* Start EXTRACTED DATA *

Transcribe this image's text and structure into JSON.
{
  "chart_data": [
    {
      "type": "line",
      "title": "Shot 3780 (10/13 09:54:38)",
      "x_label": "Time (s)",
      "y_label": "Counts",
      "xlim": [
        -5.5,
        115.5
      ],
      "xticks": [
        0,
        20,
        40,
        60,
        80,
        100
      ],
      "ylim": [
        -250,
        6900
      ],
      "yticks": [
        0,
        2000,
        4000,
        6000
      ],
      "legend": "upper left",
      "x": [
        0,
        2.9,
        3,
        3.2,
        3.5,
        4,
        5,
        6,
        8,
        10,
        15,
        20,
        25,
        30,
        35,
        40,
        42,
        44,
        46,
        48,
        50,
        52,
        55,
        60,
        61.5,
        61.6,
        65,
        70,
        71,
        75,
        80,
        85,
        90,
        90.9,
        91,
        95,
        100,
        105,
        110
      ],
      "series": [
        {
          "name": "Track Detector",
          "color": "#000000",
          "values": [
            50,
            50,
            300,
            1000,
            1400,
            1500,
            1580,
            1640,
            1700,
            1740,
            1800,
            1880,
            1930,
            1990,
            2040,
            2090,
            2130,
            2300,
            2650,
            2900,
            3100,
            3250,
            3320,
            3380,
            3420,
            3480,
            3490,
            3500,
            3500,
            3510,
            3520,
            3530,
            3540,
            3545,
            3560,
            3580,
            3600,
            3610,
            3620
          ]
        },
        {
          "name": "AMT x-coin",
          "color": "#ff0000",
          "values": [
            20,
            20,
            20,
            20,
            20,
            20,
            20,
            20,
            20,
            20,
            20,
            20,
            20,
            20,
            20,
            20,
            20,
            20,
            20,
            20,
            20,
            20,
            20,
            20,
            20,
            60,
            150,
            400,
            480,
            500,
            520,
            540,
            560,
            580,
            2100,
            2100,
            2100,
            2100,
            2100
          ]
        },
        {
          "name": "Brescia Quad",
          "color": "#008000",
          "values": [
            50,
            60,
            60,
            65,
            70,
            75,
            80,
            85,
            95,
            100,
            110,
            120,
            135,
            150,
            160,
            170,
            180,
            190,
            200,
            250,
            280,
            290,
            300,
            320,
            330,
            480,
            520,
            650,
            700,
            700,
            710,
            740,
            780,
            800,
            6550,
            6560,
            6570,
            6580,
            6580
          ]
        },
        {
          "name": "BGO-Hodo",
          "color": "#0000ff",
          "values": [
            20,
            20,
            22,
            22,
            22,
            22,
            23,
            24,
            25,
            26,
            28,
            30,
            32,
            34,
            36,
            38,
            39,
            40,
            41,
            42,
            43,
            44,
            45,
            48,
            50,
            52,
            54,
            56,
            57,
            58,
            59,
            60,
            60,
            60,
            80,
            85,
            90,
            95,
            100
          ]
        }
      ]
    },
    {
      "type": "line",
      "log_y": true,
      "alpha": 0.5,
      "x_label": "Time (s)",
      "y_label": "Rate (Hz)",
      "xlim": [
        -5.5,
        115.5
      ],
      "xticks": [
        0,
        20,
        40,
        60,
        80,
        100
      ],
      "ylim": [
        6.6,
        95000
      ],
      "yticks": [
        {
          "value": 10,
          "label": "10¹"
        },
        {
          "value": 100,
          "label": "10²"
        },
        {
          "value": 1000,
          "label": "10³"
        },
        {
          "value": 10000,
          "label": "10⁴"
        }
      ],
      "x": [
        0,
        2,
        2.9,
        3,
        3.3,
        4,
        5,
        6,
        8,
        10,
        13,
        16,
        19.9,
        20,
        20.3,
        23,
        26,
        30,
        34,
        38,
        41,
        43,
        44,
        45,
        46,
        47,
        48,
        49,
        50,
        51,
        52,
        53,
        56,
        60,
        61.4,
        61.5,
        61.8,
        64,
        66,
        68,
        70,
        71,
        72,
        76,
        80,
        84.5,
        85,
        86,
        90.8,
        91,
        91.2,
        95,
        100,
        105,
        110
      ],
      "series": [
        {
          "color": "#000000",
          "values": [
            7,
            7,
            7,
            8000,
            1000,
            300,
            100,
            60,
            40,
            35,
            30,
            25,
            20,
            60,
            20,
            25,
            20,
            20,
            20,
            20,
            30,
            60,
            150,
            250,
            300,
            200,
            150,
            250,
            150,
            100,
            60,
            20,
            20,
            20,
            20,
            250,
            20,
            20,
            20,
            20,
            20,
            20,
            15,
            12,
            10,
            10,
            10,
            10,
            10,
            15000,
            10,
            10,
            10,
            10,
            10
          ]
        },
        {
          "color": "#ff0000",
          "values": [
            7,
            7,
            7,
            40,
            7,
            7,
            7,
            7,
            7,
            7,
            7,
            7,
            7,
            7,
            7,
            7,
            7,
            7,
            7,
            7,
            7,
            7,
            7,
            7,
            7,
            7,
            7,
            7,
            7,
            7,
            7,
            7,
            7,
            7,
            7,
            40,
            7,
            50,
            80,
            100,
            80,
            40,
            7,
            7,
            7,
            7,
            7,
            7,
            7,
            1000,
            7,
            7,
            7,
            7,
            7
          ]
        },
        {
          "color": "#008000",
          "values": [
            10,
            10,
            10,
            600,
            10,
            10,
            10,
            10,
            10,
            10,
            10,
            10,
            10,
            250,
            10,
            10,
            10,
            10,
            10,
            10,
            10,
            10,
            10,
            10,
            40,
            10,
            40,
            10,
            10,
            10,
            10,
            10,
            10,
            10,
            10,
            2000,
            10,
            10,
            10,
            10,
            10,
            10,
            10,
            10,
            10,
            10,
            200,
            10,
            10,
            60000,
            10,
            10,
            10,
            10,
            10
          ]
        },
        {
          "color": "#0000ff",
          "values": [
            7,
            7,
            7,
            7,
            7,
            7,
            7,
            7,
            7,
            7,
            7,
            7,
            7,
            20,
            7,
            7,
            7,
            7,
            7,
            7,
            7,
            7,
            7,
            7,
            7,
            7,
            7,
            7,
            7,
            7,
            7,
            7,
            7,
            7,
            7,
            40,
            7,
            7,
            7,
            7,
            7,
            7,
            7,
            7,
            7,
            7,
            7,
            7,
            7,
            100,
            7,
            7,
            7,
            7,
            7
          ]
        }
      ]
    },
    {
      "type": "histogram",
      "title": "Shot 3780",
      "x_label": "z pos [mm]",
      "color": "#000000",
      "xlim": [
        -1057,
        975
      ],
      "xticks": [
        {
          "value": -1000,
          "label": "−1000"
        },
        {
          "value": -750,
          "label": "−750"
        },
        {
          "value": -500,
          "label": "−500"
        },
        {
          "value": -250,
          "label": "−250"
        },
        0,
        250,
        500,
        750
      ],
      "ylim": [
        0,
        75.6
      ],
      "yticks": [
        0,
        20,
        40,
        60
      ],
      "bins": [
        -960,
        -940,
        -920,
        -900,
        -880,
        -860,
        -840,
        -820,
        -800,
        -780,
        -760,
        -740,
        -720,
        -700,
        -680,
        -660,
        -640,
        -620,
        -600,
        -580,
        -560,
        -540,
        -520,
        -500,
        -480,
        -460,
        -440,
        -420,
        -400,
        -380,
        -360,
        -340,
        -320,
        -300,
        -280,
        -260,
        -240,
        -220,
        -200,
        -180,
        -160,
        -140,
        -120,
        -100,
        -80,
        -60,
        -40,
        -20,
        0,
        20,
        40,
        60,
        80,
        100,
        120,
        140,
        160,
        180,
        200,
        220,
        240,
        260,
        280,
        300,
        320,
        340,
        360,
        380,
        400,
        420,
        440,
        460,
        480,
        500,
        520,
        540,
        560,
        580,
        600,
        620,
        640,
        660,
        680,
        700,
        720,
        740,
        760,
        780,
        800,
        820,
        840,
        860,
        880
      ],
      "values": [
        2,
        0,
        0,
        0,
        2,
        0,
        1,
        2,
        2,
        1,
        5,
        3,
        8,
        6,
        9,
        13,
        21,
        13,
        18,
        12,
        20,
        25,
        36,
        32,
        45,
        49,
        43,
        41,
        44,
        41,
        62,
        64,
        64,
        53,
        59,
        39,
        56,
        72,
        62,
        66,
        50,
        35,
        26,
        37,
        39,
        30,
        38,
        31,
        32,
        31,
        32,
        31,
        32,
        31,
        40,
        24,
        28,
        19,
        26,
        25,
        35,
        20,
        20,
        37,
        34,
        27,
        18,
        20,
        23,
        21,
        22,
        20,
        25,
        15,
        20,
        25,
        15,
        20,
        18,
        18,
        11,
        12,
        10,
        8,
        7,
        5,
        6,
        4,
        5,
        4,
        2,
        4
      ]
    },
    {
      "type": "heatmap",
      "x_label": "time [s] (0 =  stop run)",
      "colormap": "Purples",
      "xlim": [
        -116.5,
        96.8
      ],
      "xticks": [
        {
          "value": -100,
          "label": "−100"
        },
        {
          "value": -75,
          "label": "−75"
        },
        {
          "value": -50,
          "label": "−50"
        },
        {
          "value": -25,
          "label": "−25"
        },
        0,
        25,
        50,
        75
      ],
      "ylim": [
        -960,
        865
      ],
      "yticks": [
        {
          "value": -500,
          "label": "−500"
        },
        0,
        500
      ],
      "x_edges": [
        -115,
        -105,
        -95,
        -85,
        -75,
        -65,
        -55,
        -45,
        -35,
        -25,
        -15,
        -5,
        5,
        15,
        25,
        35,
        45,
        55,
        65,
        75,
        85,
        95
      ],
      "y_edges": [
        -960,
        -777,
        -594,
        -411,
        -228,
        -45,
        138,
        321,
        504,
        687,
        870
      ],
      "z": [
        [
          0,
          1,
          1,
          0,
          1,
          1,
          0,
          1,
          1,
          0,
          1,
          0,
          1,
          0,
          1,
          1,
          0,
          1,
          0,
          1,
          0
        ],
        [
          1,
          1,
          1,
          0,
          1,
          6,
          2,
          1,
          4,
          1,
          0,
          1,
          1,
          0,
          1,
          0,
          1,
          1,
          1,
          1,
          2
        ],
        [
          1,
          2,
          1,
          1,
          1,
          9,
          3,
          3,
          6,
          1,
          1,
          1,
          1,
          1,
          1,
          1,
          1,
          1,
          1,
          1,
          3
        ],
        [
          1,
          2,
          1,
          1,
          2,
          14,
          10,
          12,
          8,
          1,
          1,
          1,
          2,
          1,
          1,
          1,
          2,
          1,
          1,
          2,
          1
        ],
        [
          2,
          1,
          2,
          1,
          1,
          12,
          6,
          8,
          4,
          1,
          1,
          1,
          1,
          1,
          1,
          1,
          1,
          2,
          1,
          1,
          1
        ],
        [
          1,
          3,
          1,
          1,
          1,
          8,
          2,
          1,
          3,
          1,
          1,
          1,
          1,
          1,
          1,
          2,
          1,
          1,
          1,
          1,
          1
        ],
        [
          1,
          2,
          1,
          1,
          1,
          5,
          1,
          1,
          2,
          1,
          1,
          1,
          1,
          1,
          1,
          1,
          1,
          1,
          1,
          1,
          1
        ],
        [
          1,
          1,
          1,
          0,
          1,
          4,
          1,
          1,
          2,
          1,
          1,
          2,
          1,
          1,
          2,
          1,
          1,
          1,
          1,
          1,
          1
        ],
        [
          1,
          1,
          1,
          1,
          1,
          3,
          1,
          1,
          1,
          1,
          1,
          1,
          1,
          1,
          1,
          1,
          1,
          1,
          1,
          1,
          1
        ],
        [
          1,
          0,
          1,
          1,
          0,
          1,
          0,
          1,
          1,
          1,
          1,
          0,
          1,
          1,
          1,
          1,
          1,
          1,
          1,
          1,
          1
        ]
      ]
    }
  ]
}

* End EXTRACTED DATA *

### TO BE DONE
Identify the lines above with the word "type". Copy them.

### TASK SOLUTION
      "type": "line",
      "type": "line",
      "type": "histogram",
      "type": "heatmap",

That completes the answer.